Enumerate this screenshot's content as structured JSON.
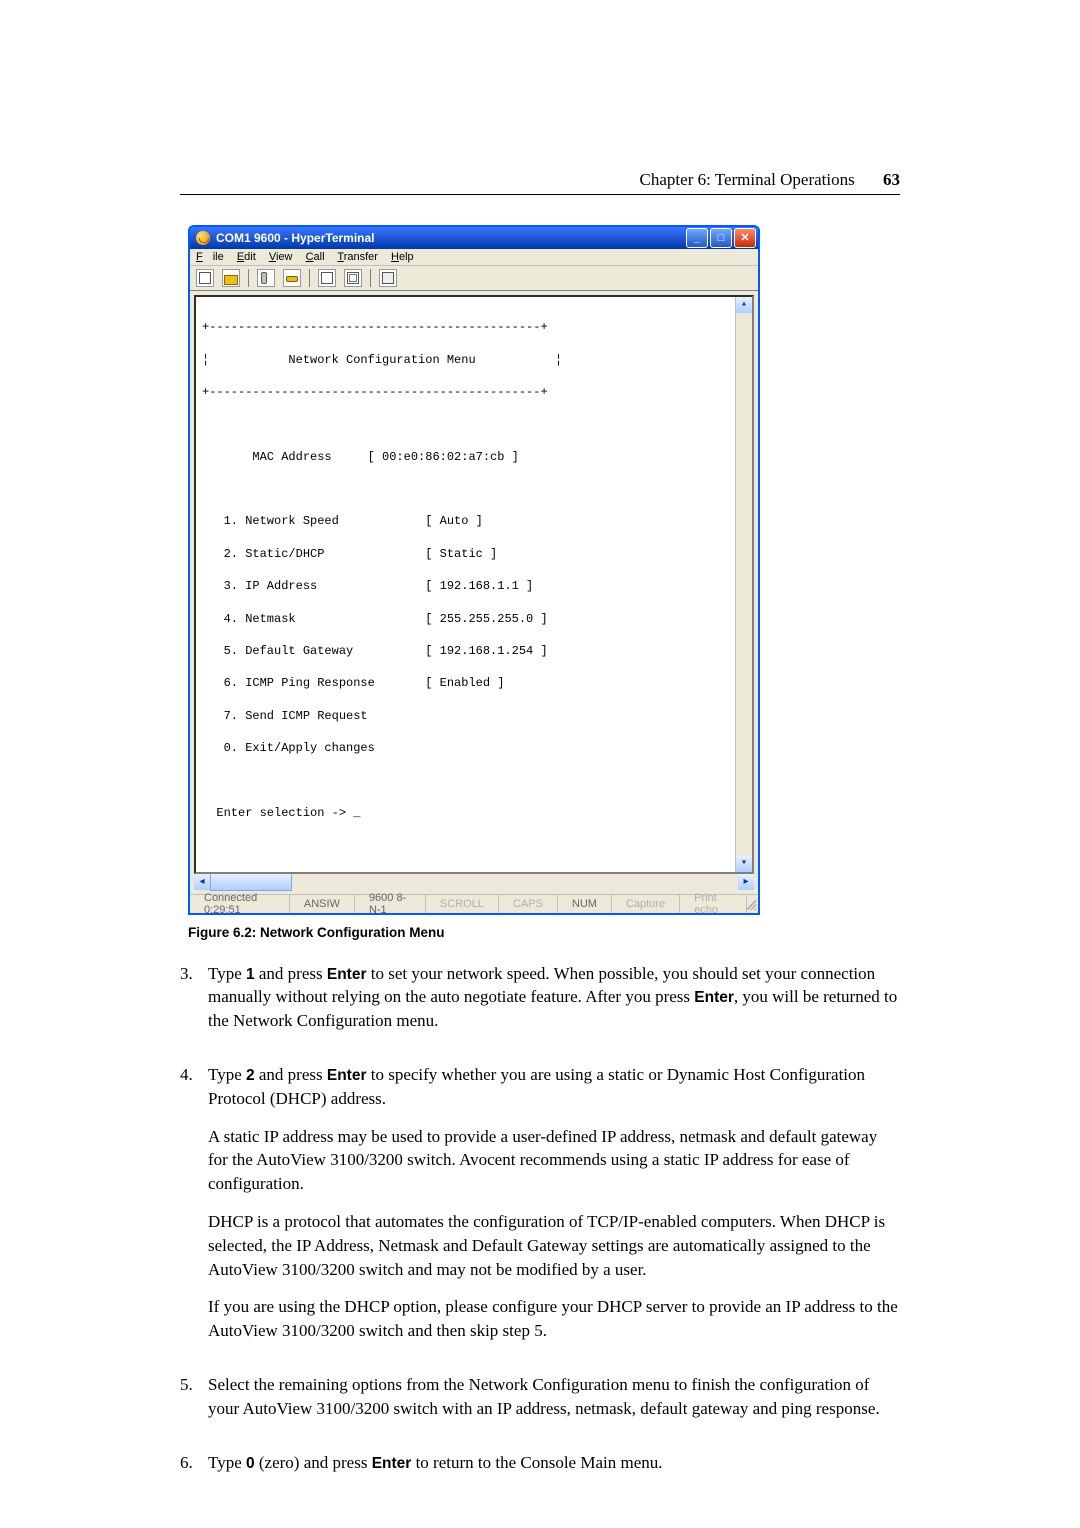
{
  "header": {
    "chapter": "Chapter 6: Terminal Operations",
    "page": "63"
  },
  "window": {
    "title": "COM1 9600 - HyperTerminal",
    "menus": {
      "file": "File",
      "edit": "Edit",
      "view": "View",
      "call": "Call",
      "transfer": "Transfer",
      "help": "Help"
    },
    "terminal": {
      "top_border": "+----------------------------------------------+",
      "title_row": "¦           Network Configuration Menu           ¦",
      "mid_border": "+----------------------------------------------+",
      "mac": "       MAC Address     [ 00:e0:86:02:a7:cb ]",
      "l1": "   1. Network Speed            [ Auto ]",
      "l2": "   2. Static/DHCP              [ Static ]",
      "l3": "   3. IP Address               [ 192.168.1.1 ]",
      "l4": "   4. Netmask                  [ 255.255.255.0 ]",
      "l5": "   5. Default Gateway          [ 192.168.1.254 ]",
      "l6": "   6. ICMP Ping Response       [ Enabled ]",
      "l7": "   7. Send ICMP Request",
      "l8": "   0. Exit/Apply changes",
      "prompt": "  Enter selection -> _"
    },
    "status": {
      "connected": "Connected 0:29:51",
      "emul": "ANSIW",
      "port": "9600 8-N-1",
      "scroll": "SCROLL",
      "caps": "CAPS",
      "num": "NUM",
      "capture": "Capture",
      "echo": "Print echo"
    }
  },
  "figure_caption": "Figure 6.2: Network Configuration Menu",
  "steps": {
    "s3": {
      "num": "3.",
      "p1a": "Type ",
      "b1": "1",
      "p1b": " and press ",
      "b2": "Enter",
      "p1c": " to set your network speed. When possible, you should set your connection manually without relying on the auto negotiate feature. After you press ",
      "b3": "Enter",
      "p1d": ", you will be returned to the Network Configuration menu."
    },
    "s4": {
      "num": "4.",
      "p1a": "Type ",
      "b1": "2",
      "p1b": " and press ",
      "b2": "Enter",
      "p1c": " to specify whether you are using a static or Dynamic Host Configuration Protocol (DHCP) address.",
      "p2": "A static IP address may be used to provide a user-defined IP address, netmask and default gateway for the AutoView 3100/3200 switch. Avocent recommends using a static IP address for ease of configuration.",
      "p3": "DHCP is a protocol that automates the configuration of TCP/IP-enabled computers. When DHCP is selected, the IP Address, Netmask and Default Gateway settings are automatically assigned to the AutoView 3100/3200 switch and may not be modified by a user.",
      "p4": "If you are using the DHCP option, please configure your DHCP server to provide an IP address to the AutoView 3100/3200 switch and then skip step 5."
    },
    "s5": {
      "num": "5.",
      "p1": "Select the remaining options from the Network Configuration menu to finish the configuration of your AutoView 3100/3200 switch with an IP address, netmask, default gateway and ping response."
    },
    "s6": {
      "num": "6.",
      "p1a": "Type ",
      "b1": "0",
      "p1b": " (zero) and press ",
      "b2": "Enter",
      "p1c": " to return to the Console Main menu."
    }
  }
}
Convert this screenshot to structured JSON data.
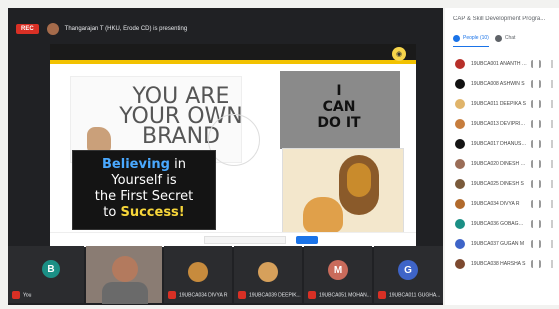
{
  "meet": {
    "rec_label": "REC",
    "presenter_caption": "Thangarajan T (HKU, Erode CD) is presenting",
    "panel_title": "CAP & Skill Development Progra...",
    "tabs": [
      {
        "label": "People (10)"
      },
      {
        "label": "Chat"
      }
    ],
    "people": [
      {
        "name": "19UBCA001 ANANTH DB",
        "color": "#b7302a"
      },
      {
        "name": "19UBCA008 ASHWIN S",
        "color": "#111111"
      },
      {
        "name": "19UBCA011 DEEPIKA S",
        "color": "#e0b46a"
      },
      {
        "name": "19UBCA013 DEVIPRIYA S",
        "color": "#c67d3d"
      },
      {
        "name": "19UBCA017 DHANUSH S",
        "color": "#151515"
      },
      {
        "name": "19UBCA020 DINESH KU...",
        "color": "#9a6d57"
      },
      {
        "name": "19UBCA025 DINESH S",
        "color": "#7a5a3b"
      },
      {
        "name": "19UBCA034 DIVYA R",
        "color": "#b16a2c"
      },
      {
        "name": "19UBCA036 GOBAGUA...",
        "color": "#1b8f85"
      },
      {
        "name": "19UBCA037 GUGAN M",
        "color": "#3e64c8"
      },
      {
        "name": "19UBCA038 HARSHA S",
        "color": "#7d4a30"
      }
    ],
    "tiles": [
      {
        "initial": "B",
        "name": "You"
      },
      {
        "initial": "",
        "name": ""
      },
      {
        "initial": "",
        "name": "19UBCA034 DIVYA R"
      },
      {
        "initial": "",
        "name": "19UBCA039 DEEPIK..."
      },
      {
        "initial": "M",
        "name": "19UBCA051 MOHAN..."
      },
      {
        "initial": "G",
        "name": "19UBCA011 GUGHA..."
      }
    ]
  },
  "slide": {
    "brand_lines": [
      "YOU ARE",
      "YOUR OWN",
      "BRAND"
    ],
    "chalk_lines": [
      {
        "text": "Believing",
        "style": "b"
      },
      {
        "text": "in",
        "style": ""
      },
      {
        "text": "Yourself is",
        "style": ""
      },
      {
        "text": "the First Secret",
        "style": ""
      },
      {
        "text": "to",
        "style": ""
      },
      {
        "text": "Success!",
        "style": "s"
      }
    ],
    "icant_lines": [
      "I",
      "CAN",
      "DO IT"
    ]
  }
}
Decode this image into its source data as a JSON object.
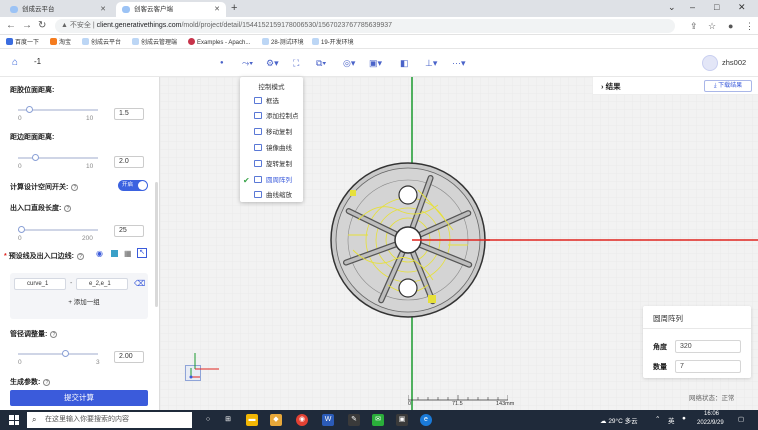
--------------------
- Exercise directions:
Transcribe every record above exactly as written, leaving out any pictures.

- In response:
Enumerate this screenshot's content as structured JSON.
{
  "header": {
    "chapter": "Chapter 6: Terminal Operations",
    "page": "63"
  },
  "window": {
    "title": "COM1 9600 - HyperTerminal",
    "menus": {
      "file": "File",
      "edit": "Edit",
      "view": "View",
      "call": "Call",
      "transfer": "Transfer",
      "help": "Help"
    },
    "terminal": {
      "top_border": "+----------------------------------------------+",
      "title_row": "¦           Network Configuration Menu           ¦",
      "mid_border": "+----------------------------------------------+",
      "mac": "       MAC Address     [ 00:e0:86:02:a7:cb ]",
      "l1": "   1. Network Speed            [ Auto ]",
      "l2": "   2. Static/DHCP              [ Static ]",
      "l3": "   3. IP Address               [ 192.168.1.1 ]",
      "l4": "   4. Netmask                  [ 255.255.255.0 ]",
      "l5": "   5. Default Gateway          [ 192.168.1.254 ]",
      "l6": "   6. ICMP Ping Response       [ Enabled ]",
      "l7": "   7. Send ICMP Request",
      "l8": "   0. Exit/Apply changes",
      "prompt": "  Enter selection -> _"
    },
    "status": {
      "connected": "Connected 0:29:51",
      "emul": "ANSIW",
      "port": "9600 8-N-1",
      "scroll": "SCROLL",
      "caps": "CAPS",
      "num": "NUM",
      "capture": "Capture",
      "echo": "Print echo"
    }
  },
  "figure_caption": "Figure 6.2: Network Configuration Menu",
  "steps": {
    "s3": {
      "num": "3.",
      "p1a": "Type ",
      "b1": "1",
      "p1b": " and press ",
      "b2": "Enter",
      "p1c": " to set your network speed. When possible, you should set your connection manually without relying on the auto negotiate feature. After you press ",
      "b3": "Enter",
      "p1d": ", you will be returned to the Network Configuration menu."
    },
    "s4": {
      "num": "4.",
      "p1a": "Type ",
      "b1": "2",
      "p1b": " and press ",
      "b2": "Enter",
      "p1c": " to specify whether you are using a static or Dynamic Host Configuration Protocol (DHCP) address.",
      "p2": "A static IP address may be used to provide a user-defined IP address, netmask and default gateway for the AutoView 3100/3200 switch. Avocent recommends using a static IP address for ease of configuration.",
      "p3": "DHCP is a protocol that automates the configuration of TCP/IP-enabled computers. When DHCP is selected, the IP Address, Netmask and Default Gateway settings are automatically assigned to the AutoView 3100/3200 switch and may not be modified by a user.",
      "p4": "If you are using the DHCP option, please configure your DHCP server to provide an IP address to the AutoView 3100/3200 switch and then skip step 5."
    },
    "s5": {
      "num": "5.",
      "p1": "Select the remaining options from the Network Configuration menu to finish the configuration of your AutoView 3100/3200 switch with an IP address, netmask, default gateway and ping response."
    },
    "s6": {
      "num": "6.",
      "p1a": "Type ",
      "b1": "0",
      "p1b": " (zero) and press ",
      "b2": "Enter",
      "p1c": " to return to the Console Main menu."
    }
  }
}
Convert this screenshot to structured JSON data.
{
  "meet": {
    "rec_label": "REC",
    "presenter_caption": "Thangarajan T (HKU, Erode CD) is presenting",
    "panel_title": "CAP & Skill Development Progra...",
    "tabs": [
      {
        "label": "People (10)"
      },
      {
        "label": "Chat"
      }
    ],
    "people": [
      {
        "name": "19UBCA001 ANANTH DB",
        "color": "#b7302a"
      },
      {
        "name": "19UBCA008 ASHWIN S",
        "color": "#111111"
      },
      {
        "name": "19UBCA011 DEEPIKA S",
        "color": "#e0b46a"
      },
      {
        "name": "19UBCA013 DEVIPRIYA S",
        "color": "#c67d3d"
      },
      {
        "name": "19UBCA017 DHANUSH S",
        "color": "#151515"
      },
      {
        "name": "19UBCA020 DINESH KU...",
        "color": "#9a6d57"
      },
      {
        "name": "19UBCA025 DINESH S",
        "color": "#7a5a3b"
      },
      {
        "name": "19UBCA034 DIVYA R",
        "color": "#b16a2c"
      },
      {
        "name": "19UBCA036 GOBAGUA...",
        "color": "#1b8f85"
      },
      {
        "name": "19UBCA037 GUGAN M",
        "color": "#3e64c8"
      },
      {
        "name": "19UBCA038 HARSHA S",
        "color": "#7d4a30"
      }
    ],
    "tiles": [
      {
        "initial": "B",
        "name": "You"
      },
      {
        "initial": "",
        "name": ""
      },
      {
        "initial": "",
        "name": "19UBCA034 DIVYA R"
      },
      {
        "initial": "",
        "name": "19UBCA039 DEEPIK..."
      },
      {
        "initial": "M",
        "name": "19UBCA051 MOHAN..."
      },
      {
        "initial": "G",
        "name": "19UBCA011 GUGHA..."
      }
    ]
  },
  "slide": {
    "brand_lines": [
      "YOU ARE",
      "YOUR OWN",
      "BRAND"
    ],
    "chalk_lines": [
      {
        "text": "Believing",
        "style": "b"
      },
      {
        "text": "in",
        "style": ""
      },
      {
        "text": "Yourself is",
        "style": ""
      },
      {
        "text": "the First Secret",
        "style": ""
      },
      {
        "text": "to",
        "style": ""
      },
      {
        "text": "Success!",
        "style": "s"
      }
    ],
    "icant_lines": [
      "I",
      "CAN",
      "DO IT"
    ]
  }
}
Decode this image into its source data as a JSON object.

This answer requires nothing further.